Problem details:
Copy the lines below as they are; omit the images they contain.
======== Records to process ========
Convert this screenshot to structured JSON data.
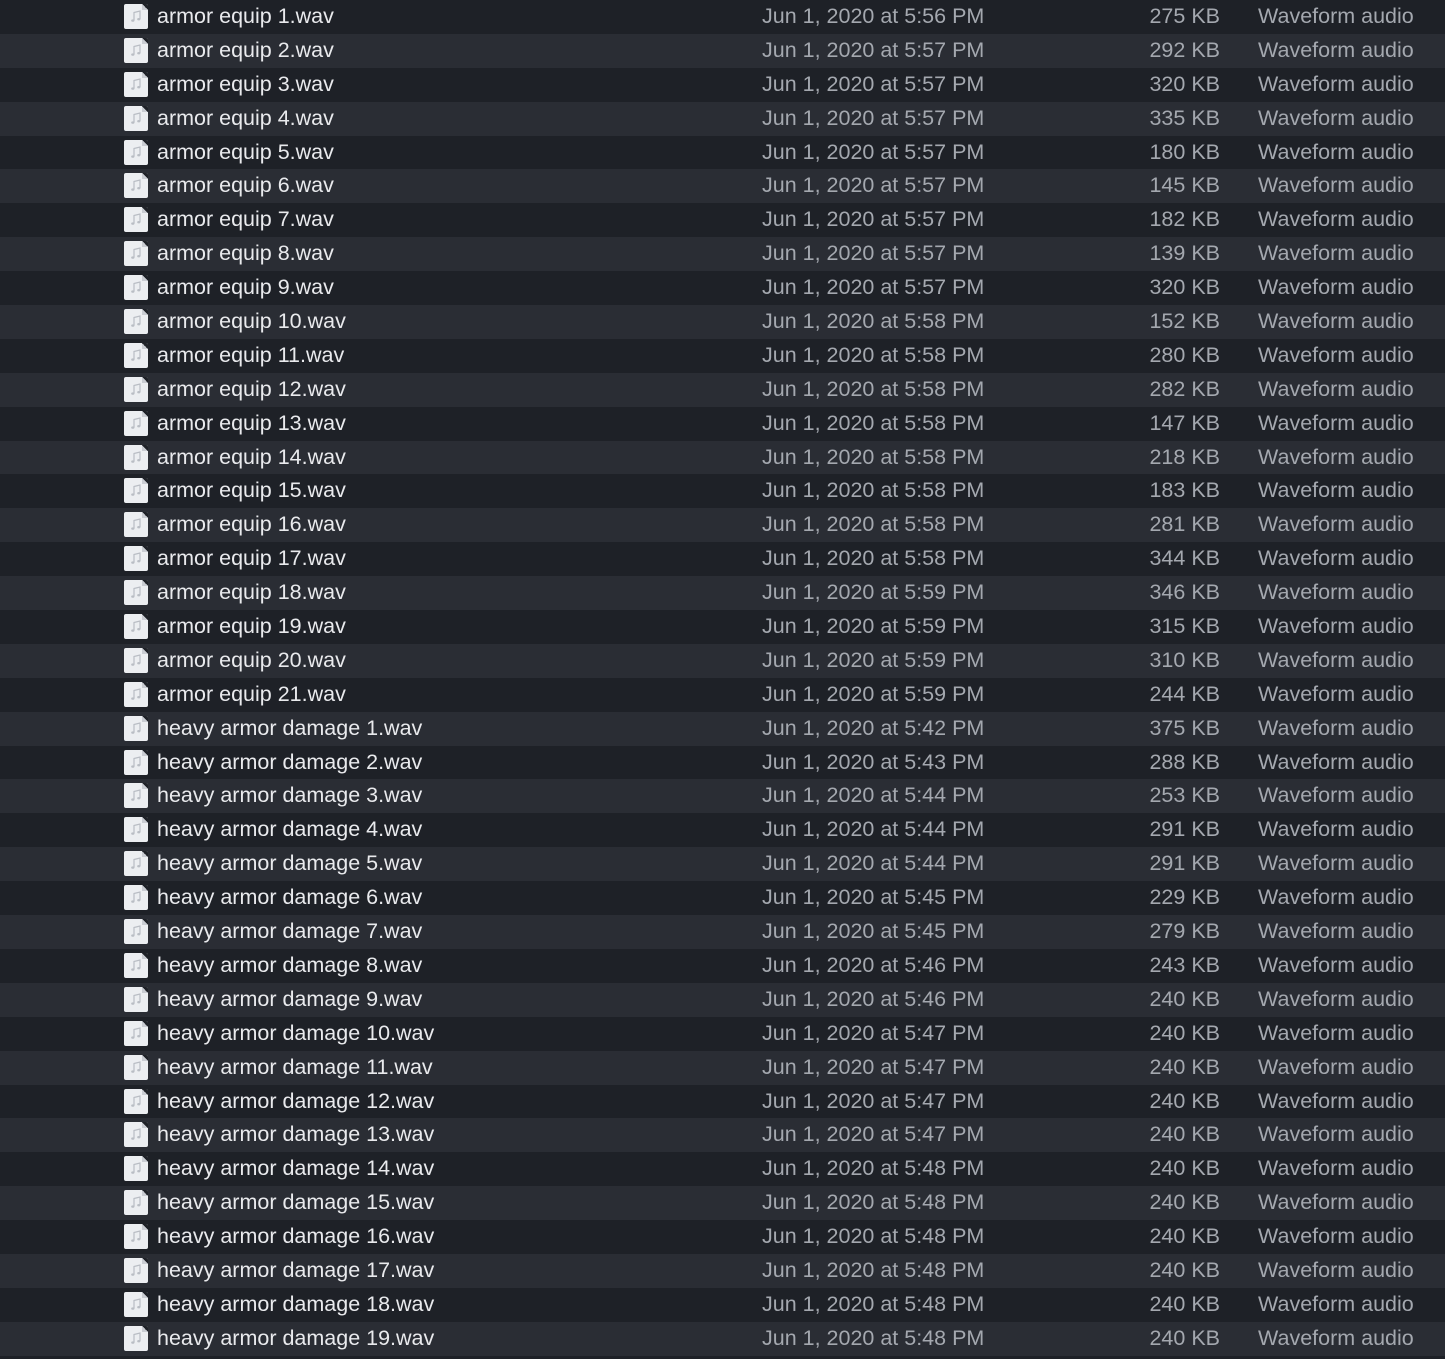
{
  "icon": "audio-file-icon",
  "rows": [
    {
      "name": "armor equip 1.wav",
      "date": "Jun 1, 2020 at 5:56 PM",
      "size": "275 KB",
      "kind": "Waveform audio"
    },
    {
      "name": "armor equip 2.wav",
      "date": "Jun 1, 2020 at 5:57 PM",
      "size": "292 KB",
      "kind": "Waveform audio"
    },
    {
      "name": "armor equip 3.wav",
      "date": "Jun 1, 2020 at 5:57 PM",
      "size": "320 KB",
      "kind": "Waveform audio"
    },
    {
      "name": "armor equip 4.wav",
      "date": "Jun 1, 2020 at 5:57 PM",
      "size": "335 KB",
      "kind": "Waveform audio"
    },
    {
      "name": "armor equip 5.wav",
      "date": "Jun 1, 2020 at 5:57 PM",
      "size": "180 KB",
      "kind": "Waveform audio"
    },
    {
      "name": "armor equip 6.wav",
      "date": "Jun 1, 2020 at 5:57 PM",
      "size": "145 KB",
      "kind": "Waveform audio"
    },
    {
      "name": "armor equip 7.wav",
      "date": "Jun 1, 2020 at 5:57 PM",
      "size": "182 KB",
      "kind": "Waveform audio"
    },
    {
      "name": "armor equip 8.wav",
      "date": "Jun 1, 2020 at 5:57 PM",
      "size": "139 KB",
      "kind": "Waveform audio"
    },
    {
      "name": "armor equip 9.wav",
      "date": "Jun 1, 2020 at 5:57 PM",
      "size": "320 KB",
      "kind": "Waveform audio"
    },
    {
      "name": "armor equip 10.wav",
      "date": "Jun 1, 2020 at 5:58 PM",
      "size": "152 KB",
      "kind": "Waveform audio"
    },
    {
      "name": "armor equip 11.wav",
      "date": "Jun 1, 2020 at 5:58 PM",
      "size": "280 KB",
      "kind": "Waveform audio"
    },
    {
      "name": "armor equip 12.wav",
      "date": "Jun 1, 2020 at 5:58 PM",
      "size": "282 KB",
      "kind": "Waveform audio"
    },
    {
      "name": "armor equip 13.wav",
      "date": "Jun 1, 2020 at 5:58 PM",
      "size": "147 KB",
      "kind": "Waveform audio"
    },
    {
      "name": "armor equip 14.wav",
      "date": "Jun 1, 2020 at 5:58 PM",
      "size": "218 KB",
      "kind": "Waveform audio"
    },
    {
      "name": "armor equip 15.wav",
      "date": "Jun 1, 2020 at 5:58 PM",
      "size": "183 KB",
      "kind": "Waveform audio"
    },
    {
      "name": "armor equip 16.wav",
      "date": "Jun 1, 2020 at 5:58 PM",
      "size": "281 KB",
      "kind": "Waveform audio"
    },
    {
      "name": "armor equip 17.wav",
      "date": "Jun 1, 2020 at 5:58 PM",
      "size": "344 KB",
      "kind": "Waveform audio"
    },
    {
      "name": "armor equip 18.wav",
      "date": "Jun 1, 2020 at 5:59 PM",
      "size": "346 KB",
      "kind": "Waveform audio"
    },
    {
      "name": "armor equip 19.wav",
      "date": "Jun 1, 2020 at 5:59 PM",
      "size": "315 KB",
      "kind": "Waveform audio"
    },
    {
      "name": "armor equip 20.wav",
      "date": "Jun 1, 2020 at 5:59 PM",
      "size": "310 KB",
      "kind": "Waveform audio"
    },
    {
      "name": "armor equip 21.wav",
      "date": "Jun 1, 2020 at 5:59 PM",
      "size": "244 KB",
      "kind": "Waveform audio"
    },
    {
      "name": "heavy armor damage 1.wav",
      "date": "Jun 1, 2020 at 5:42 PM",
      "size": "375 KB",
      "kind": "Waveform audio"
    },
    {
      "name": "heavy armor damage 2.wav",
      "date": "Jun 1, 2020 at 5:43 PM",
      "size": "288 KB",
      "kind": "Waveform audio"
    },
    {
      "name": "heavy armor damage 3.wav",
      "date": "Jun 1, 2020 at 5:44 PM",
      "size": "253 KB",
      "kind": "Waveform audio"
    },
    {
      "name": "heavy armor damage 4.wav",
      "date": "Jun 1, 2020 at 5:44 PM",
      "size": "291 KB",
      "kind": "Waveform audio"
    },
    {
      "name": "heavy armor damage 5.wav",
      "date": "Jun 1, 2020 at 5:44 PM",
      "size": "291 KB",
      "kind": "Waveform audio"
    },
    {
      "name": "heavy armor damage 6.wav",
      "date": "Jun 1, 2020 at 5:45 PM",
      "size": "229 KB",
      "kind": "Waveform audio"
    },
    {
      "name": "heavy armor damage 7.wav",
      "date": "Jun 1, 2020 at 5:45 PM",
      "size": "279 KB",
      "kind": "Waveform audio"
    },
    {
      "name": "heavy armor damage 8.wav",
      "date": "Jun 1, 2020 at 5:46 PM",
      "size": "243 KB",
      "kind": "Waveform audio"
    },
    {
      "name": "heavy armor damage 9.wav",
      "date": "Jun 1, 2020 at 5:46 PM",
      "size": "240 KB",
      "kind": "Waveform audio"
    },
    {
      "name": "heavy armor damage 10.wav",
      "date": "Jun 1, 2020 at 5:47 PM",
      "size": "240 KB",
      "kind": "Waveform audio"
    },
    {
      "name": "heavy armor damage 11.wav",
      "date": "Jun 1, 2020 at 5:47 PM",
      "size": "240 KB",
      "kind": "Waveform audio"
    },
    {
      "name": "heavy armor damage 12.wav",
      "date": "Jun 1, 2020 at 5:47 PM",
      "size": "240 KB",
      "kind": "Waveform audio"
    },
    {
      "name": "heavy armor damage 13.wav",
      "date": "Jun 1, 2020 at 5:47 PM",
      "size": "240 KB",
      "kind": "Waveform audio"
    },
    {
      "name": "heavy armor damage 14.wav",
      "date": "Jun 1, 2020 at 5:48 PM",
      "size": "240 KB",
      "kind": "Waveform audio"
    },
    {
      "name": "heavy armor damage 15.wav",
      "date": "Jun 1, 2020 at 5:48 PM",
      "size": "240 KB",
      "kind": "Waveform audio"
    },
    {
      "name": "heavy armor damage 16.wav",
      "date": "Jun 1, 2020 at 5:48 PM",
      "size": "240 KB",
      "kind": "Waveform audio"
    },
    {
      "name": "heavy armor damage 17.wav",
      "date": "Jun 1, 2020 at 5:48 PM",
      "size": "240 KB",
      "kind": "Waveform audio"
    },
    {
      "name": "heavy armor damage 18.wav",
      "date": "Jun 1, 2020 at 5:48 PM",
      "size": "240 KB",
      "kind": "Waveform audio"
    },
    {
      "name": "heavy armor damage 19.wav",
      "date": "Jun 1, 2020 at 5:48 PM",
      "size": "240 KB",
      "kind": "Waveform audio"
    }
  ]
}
========
The result:
Convert this screenshot to structured JSON data.
{
  "icon": "audio-file-icon",
  "rows": [
    {
      "name": "armor equip 1.wav",
      "date": "Jun 1, 2020 at 5:56 PM",
      "size": "275 KB",
      "kind": "Waveform audio"
    },
    {
      "name": "armor equip 2.wav",
      "date": "Jun 1, 2020 at 5:57 PM",
      "size": "292 KB",
      "kind": "Waveform audio"
    },
    {
      "name": "armor equip 3.wav",
      "date": "Jun 1, 2020 at 5:57 PM",
      "size": "320 KB",
      "kind": "Waveform audio"
    },
    {
      "name": "armor equip 4.wav",
      "date": "Jun 1, 2020 at 5:57 PM",
      "size": "335 KB",
      "kind": "Waveform audio"
    },
    {
      "name": "armor equip 5.wav",
      "date": "Jun 1, 2020 at 5:57 PM",
      "size": "180 KB",
      "kind": "Waveform audio"
    },
    {
      "name": "armor equip 6.wav",
      "date": "Jun 1, 2020 at 5:57 PM",
      "size": "145 KB",
      "kind": "Waveform audio"
    },
    {
      "name": "armor equip 7.wav",
      "date": "Jun 1, 2020 at 5:57 PM",
      "size": "182 KB",
      "kind": "Waveform audio"
    },
    {
      "name": "armor equip 8.wav",
      "date": "Jun 1, 2020 at 5:57 PM",
      "size": "139 KB",
      "kind": "Waveform audio"
    },
    {
      "name": "armor equip 9.wav",
      "date": "Jun 1, 2020 at 5:57 PM",
      "size": "320 KB",
      "kind": "Waveform audio"
    },
    {
      "name": "armor equip 10.wav",
      "date": "Jun 1, 2020 at 5:58 PM",
      "size": "152 KB",
      "kind": "Waveform audio"
    },
    {
      "name": "armor equip 11.wav",
      "date": "Jun 1, 2020 at 5:58 PM",
      "size": "280 KB",
      "kind": "Waveform audio"
    },
    {
      "name": "armor equip 12.wav",
      "date": "Jun 1, 2020 at 5:58 PM",
      "size": "282 KB",
      "kind": "Waveform audio"
    },
    {
      "name": "armor equip 13.wav",
      "date": "Jun 1, 2020 at 5:58 PM",
      "size": "147 KB",
      "kind": "Waveform audio"
    },
    {
      "name": "armor equip 14.wav",
      "date": "Jun 1, 2020 at 5:58 PM",
      "size": "218 KB",
      "kind": "Waveform audio"
    },
    {
      "name": "armor equip 15.wav",
      "date": "Jun 1, 2020 at 5:58 PM",
      "size": "183 KB",
      "kind": "Waveform audio"
    },
    {
      "name": "armor equip 16.wav",
      "date": "Jun 1, 2020 at 5:58 PM",
      "size": "281 KB",
      "kind": "Waveform audio"
    },
    {
      "name": "armor equip 17.wav",
      "date": "Jun 1, 2020 at 5:58 PM",
      "size": "344 KB",
      "kind": "Waveform audio"
    },
    {
      "name": "armor equip 18.wav",
      "date": "Jun 1, 2020 at 5:59 PM",
      "size": "346 KB",
      "kind": "Waveform audio"
    },
    {
      "name": "armor equip 19.wav",
      "date": "Jun 1, 2020 at 5:59 PM",
      "size": "315 KB",
      "kind": "Waveform audio"
    },
    {
      "name": "armor equip 20.wav",
      "date": "Jun 1, 2020 at 5:59 PM",
      "size": "310 KB",
      "kind": "Waveform audio"
    },
    {
      "name": "armor equip 21.wav",
      "date": "Jun 1, 2020 at 5:59 PM",
      "size": "244 KB",
      "kind": "Waveform audio"
    },
    {
      "name": "heavy armor damage 1.wav",
      "date": "Jun 1, 2020 at 5:42 PM",
      "size": "375 KB",
      "kind": "Waveform audio"
    },
    {
      "name": "heavy armor damage 2.wav",
      "date": "Jun 1, 2020 at 5:43 PM",
      "size": "288 KB",
      "kind": "Waveform audio"
    },
    {
      "name": "heavy armor damage 3.wav",
      "date": "Jun 1, 2020 at 5:44 PM",
      "size": "253 KB",
      "kind": "Waveform audio"
    },
    {
      "name": "heavy armor damage 4.wav",
      "date": "Jun 1, 2020 at 5:44 PM",
      "size": "291 KB",
      "kind": "Waveform audio"
    },
    {
      "name": "heavy armor damage 5.wav",
      "date": "Jun 1, 2020 at 5:44 PM",
      "size": "291 KB",
      "kind": "Waveform audio"
    },
    {
      "name": "heavy armor damage 6.wav",
      "date": "Jun 1, 2020 at 5:45 PM",
      "size": "229 KB",
      "kind": "Waveform audio"
    },
    {
      "name": "heavy armor damage 7.wav",
      "date": "Jun 1, 2020 at 5:45 PM",
      "size": "279 KB",
      "kind": "Waveform audio"
    },
    {
      "name": "heavy armor damage 8.wav",
      "date": "Jun 1, 2020 at 5:46 PM",
      "size": "243 KB",
      "kind": "Waveform audio"
    },
    {
      "name": "heavy armor damage 9.wav",
      "date": "Jun 1, 2020 at 5:46 PM",
      "size": "240 KB",
      "kind": "Waveform audio"
    },
    {
      "name": "heavy armor damage 10.wav",
      "date": "Jun 1, 2020 at 5:47 PM",
      "size": "240 KB",
      "kind": "Waveform audio"
    },
    {
      "name": "heavy armor damage 11.wav",
      "date": "Jun 1, 2020 at 5:47 PM",
      "size": "240 KB",
      "kind": "Waveform audio"
    },
    {
      "name": "heavy armor damage 12.wav",
      "date": "Jun 1, 2020 at 5:47 PM",
      "size": "240 KB",
      "kind": "Waveform audio"
    },
    {
      "name": "heavy armor damage 13.wav",
      "date": "Jun 1, 2020 at 5:47 PM",
      "size": "240 KB",
      "kind": "Waveform audio"
    },
    {
      "name": "heavy armor damage 14.wav",
      "date": "Jun 1, 2020 at 5:48 PM",
      "size": "240 KB",
      "kind": "Waveform audio"
    },
    {
      "name": "heavy armor damage 15.wav",
      "date": "Jun 1, 2020 at 5:48 PM",
      "size": "240 KB",
      "kind": "Waveform audio"
    },
    {
      "name": "heavy armor damage 16.wav",
      "date": "Jun 1, 2020 at 5:48 PM",
      "size": "240 KB",
      "kind": "Waveform audio"
    },
    {
      "name": "heavy armor damage 17.wav",
      "date": "Jun 1, 2020 at 5:48 PM",
      "size": "240 KB",
      "kind": "Waveform audio"
    },
    {
      "name": "heavy armor damage 18.wav",
      "date": "Jun 1, 2020 at 5:48 PM",
      "size": "240 KB",
      "kind": "Waveform audio"
    },
    {
      "name": "heavy armor damage 19.wav",
      "date": "Jun 1, 2020 at 5:48 PM",
      "size": "240 KB",
      "kind": "Waveform audio"
    }
  ]
}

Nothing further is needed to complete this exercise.